▶ _Items_
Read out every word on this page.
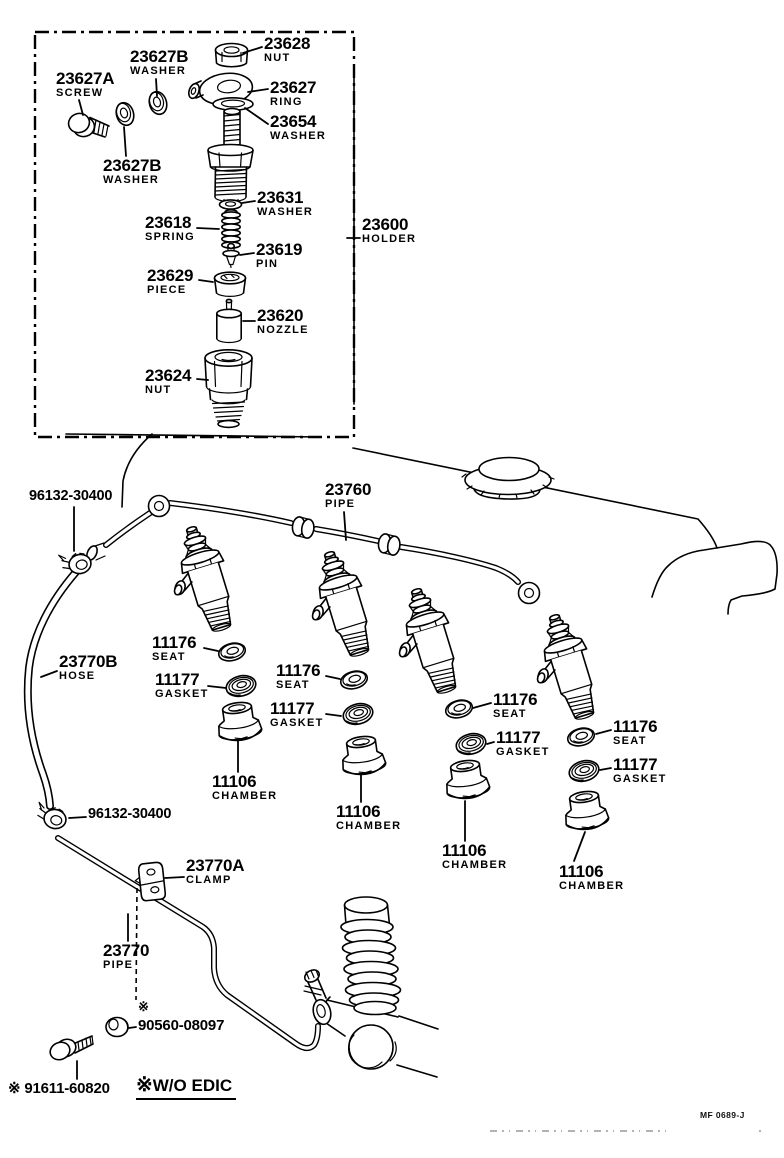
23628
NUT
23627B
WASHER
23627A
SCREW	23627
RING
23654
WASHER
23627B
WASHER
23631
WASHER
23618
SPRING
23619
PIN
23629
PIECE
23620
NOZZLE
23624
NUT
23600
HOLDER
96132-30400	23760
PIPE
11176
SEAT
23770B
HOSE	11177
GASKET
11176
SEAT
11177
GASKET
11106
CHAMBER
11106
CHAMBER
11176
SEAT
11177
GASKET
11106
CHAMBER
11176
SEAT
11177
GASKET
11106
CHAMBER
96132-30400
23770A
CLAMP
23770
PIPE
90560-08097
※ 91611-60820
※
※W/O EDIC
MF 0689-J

--

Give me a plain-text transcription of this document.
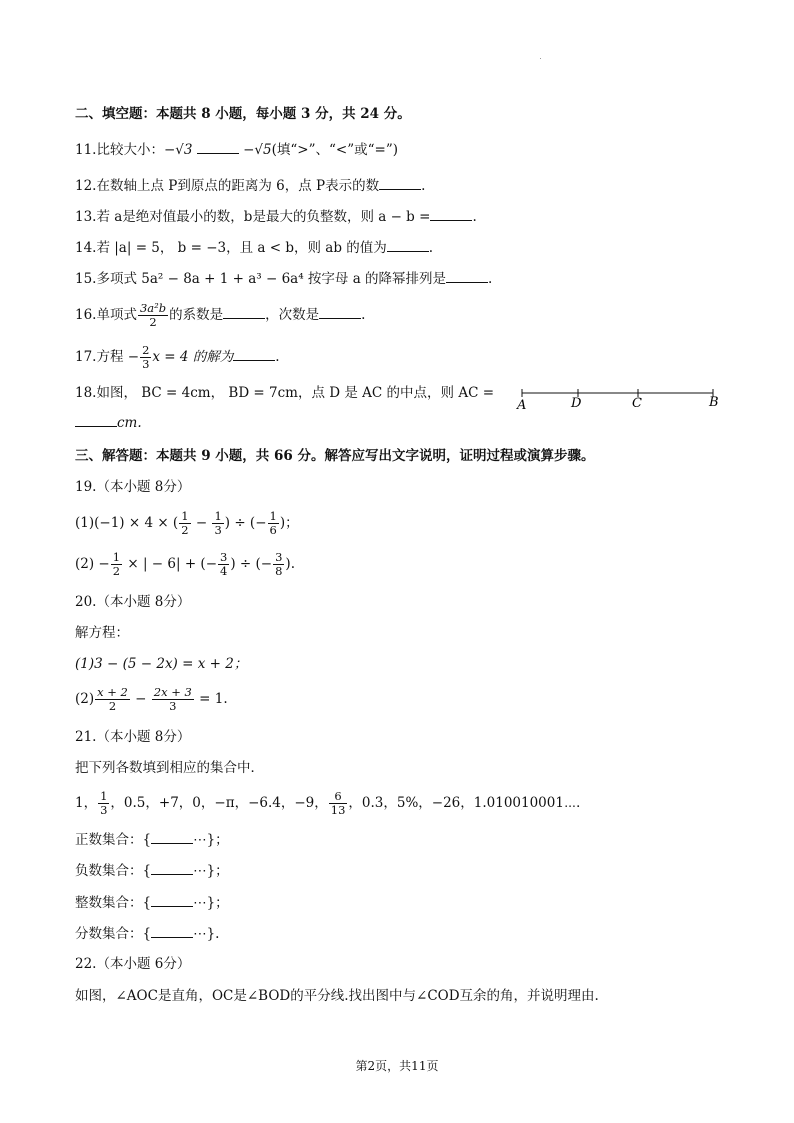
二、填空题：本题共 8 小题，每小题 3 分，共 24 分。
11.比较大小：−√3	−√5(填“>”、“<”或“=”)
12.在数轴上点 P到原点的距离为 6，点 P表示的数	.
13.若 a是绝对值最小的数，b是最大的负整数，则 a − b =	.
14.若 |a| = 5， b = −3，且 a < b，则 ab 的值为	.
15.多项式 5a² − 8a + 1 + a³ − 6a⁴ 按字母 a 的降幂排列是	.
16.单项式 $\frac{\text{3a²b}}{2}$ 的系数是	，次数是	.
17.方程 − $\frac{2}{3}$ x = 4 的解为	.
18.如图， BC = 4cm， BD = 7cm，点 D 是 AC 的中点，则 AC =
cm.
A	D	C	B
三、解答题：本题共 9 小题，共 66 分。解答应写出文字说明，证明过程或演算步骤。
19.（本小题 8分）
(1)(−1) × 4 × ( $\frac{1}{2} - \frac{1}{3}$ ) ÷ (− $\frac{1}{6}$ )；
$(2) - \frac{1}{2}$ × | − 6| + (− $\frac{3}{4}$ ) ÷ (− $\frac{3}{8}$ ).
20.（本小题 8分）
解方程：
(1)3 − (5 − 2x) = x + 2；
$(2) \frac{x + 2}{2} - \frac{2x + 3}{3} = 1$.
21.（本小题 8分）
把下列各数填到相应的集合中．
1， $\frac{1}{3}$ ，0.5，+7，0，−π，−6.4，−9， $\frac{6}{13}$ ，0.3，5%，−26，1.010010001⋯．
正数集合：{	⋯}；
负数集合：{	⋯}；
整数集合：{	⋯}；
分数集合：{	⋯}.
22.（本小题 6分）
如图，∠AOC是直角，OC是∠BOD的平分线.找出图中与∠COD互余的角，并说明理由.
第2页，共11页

...

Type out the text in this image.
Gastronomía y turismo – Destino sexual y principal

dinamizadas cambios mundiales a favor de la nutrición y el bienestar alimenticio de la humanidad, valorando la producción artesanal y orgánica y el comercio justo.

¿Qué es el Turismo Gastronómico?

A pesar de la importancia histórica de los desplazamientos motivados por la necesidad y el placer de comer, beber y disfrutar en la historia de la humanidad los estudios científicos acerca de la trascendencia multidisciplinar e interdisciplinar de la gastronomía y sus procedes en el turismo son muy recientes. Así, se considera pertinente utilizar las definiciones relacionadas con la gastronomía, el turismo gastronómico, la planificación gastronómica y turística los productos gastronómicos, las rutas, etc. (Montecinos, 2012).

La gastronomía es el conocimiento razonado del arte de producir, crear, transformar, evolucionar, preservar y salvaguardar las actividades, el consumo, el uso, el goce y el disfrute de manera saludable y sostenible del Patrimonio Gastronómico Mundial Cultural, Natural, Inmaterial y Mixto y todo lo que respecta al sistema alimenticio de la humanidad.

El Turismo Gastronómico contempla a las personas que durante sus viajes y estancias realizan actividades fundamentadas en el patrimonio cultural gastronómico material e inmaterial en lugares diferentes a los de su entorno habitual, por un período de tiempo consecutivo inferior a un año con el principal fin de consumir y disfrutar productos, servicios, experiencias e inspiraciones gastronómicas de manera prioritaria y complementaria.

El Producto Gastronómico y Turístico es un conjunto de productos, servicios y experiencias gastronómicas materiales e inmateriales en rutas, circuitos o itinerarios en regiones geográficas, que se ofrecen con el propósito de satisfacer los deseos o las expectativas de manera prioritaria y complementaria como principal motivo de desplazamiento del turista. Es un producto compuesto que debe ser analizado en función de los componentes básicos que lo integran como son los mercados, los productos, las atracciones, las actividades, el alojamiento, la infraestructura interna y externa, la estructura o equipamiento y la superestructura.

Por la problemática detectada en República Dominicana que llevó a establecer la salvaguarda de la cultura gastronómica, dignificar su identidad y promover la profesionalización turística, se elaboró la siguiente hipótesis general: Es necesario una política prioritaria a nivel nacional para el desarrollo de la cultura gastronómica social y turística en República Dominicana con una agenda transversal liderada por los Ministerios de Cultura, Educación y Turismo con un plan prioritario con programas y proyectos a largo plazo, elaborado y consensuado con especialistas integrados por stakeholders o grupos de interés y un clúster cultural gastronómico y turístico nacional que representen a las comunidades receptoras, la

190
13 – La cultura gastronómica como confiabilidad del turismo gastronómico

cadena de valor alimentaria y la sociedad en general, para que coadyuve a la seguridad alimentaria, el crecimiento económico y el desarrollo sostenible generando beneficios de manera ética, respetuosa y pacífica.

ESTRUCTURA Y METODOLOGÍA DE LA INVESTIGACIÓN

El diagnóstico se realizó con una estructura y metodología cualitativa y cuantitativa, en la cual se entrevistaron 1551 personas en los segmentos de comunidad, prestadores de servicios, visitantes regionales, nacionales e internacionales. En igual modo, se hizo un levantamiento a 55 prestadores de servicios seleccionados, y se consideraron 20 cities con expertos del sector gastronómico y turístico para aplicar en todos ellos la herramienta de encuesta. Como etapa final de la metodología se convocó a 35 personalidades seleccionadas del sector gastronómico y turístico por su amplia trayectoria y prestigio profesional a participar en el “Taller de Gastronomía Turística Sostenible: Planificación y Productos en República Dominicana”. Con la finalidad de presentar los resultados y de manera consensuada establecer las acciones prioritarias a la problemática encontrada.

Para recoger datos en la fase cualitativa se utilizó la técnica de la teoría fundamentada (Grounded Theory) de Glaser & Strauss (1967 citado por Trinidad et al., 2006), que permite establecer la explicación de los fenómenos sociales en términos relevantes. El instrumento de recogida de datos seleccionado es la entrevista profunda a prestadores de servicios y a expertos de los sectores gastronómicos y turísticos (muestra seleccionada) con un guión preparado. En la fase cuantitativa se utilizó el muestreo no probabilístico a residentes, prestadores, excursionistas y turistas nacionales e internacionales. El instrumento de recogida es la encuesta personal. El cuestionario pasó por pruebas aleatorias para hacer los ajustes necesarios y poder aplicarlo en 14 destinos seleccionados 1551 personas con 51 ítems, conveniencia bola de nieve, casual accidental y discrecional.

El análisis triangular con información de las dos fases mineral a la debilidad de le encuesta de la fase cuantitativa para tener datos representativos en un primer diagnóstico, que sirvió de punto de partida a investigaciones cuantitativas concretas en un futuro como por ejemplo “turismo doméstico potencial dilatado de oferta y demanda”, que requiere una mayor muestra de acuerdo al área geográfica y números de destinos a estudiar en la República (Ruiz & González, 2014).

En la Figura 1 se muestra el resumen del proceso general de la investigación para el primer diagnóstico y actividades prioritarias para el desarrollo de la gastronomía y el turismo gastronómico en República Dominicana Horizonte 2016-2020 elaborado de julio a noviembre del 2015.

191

▶ _Given instruction_
Search the data above for lines holding "text" and copy each of them.

▶ _Exercise output_
Give me a plain-text transcription of this document.
16.单项式 $\frac{\text{3a²b}}{2}$ 的系数是	，次数是	.
Type out the text in this image.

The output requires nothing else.